Data records
%%
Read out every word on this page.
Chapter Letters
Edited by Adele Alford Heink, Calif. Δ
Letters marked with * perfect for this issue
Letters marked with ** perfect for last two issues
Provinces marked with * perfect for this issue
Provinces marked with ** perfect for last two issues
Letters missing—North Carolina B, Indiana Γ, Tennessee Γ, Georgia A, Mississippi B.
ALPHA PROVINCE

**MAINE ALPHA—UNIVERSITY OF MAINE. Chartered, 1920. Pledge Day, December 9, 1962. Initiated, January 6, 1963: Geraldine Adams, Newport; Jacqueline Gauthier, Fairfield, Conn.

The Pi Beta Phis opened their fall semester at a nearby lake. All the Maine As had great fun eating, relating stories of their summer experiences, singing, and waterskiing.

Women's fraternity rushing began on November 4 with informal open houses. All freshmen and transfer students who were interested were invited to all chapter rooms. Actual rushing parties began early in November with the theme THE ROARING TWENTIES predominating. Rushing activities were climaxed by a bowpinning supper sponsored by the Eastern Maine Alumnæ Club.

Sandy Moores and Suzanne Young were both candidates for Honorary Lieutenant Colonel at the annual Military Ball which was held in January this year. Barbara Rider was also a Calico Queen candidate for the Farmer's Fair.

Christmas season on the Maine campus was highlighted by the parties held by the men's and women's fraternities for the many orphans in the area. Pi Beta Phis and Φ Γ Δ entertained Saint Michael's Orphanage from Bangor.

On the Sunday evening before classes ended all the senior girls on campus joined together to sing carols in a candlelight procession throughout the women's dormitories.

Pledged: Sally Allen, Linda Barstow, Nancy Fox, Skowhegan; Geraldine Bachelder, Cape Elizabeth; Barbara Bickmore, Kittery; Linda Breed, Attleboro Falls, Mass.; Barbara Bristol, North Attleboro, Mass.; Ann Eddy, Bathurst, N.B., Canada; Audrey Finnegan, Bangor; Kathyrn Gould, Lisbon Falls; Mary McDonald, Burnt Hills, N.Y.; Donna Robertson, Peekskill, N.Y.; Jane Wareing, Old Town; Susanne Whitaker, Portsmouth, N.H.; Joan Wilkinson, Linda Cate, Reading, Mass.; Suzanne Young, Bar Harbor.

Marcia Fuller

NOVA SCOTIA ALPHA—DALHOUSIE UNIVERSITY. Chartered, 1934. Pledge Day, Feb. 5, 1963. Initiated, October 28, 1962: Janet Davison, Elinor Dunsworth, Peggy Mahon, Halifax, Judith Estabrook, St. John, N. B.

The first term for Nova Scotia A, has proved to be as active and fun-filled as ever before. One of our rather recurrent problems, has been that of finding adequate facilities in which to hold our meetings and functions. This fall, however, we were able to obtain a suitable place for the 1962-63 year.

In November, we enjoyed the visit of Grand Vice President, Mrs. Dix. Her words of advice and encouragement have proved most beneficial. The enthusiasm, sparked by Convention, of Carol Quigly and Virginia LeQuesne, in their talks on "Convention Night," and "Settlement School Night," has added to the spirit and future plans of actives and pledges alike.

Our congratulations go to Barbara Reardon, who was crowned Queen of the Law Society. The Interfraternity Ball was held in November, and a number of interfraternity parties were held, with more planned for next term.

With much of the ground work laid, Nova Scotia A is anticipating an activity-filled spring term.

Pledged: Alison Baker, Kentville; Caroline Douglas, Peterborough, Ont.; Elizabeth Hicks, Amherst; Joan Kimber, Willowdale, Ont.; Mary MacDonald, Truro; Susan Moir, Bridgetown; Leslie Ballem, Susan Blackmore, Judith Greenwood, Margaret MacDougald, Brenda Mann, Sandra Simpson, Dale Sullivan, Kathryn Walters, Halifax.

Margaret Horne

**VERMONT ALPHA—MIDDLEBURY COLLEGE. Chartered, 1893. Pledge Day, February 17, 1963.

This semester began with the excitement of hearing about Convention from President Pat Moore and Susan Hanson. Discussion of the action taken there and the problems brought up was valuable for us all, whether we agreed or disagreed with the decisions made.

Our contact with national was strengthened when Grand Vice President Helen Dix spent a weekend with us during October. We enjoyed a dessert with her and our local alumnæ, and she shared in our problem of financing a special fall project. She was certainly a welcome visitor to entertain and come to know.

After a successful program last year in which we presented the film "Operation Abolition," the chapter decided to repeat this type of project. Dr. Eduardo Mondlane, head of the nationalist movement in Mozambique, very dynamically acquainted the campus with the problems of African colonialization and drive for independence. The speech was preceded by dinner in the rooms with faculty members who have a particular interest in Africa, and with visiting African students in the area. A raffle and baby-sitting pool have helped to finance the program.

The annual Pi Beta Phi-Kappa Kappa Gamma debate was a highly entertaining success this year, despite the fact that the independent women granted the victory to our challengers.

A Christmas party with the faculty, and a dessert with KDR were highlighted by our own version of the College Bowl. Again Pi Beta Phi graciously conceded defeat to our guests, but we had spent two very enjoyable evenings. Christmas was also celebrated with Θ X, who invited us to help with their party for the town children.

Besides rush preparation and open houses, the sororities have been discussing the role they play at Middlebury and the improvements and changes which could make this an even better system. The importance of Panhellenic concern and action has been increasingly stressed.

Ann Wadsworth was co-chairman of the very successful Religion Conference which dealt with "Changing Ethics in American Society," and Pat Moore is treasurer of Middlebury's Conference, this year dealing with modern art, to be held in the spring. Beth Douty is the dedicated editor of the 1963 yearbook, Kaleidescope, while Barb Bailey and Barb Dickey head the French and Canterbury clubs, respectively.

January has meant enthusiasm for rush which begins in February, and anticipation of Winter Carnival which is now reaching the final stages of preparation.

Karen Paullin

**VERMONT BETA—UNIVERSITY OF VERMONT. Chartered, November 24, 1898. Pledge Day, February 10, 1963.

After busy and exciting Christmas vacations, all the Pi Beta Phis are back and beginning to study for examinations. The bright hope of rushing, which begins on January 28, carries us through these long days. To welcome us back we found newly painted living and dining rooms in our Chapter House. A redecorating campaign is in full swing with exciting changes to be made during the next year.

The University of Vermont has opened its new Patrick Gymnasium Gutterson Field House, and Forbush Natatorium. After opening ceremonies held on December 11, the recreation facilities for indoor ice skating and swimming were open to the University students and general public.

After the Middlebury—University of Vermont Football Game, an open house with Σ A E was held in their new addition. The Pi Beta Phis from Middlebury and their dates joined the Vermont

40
%%
Copy each line from the records above that includes the string "Suzanne".

Sandy Moores and Suzanne Young were both candidates for Honorary Lieutenant Colonel at the annual Military Ball which was held in January this year. Barbara Rider was also a Calico Queen candidate for the Farmer's Fair.
Pledged: Sally Allen, Linda Barstow, Nancy Fox, Skowhegan; Geraldine Bachelder, Cape Elizabeth; Barbara Bickmore, Kittery; Linda Breed, Attleboro Falls, Mass.; Barbara Bristol, North Attleboro, Mass.; Ann Eddy, Bathurst, N.B., Canada; Audrey Finnegan, Bangor; Kathyrn Gould, Lisbon Falls; Mary McDonald, Burnt Hills, N.Y.; Donna Robertson, Peekskill, N.Y.; Jane Wareing, Old Town; Susanne Whitaker, Portsmouth, N.H.; Joan Wilkinson, Linda Cate, Reading, Mass.; Suzanne Young, Bar Harbor.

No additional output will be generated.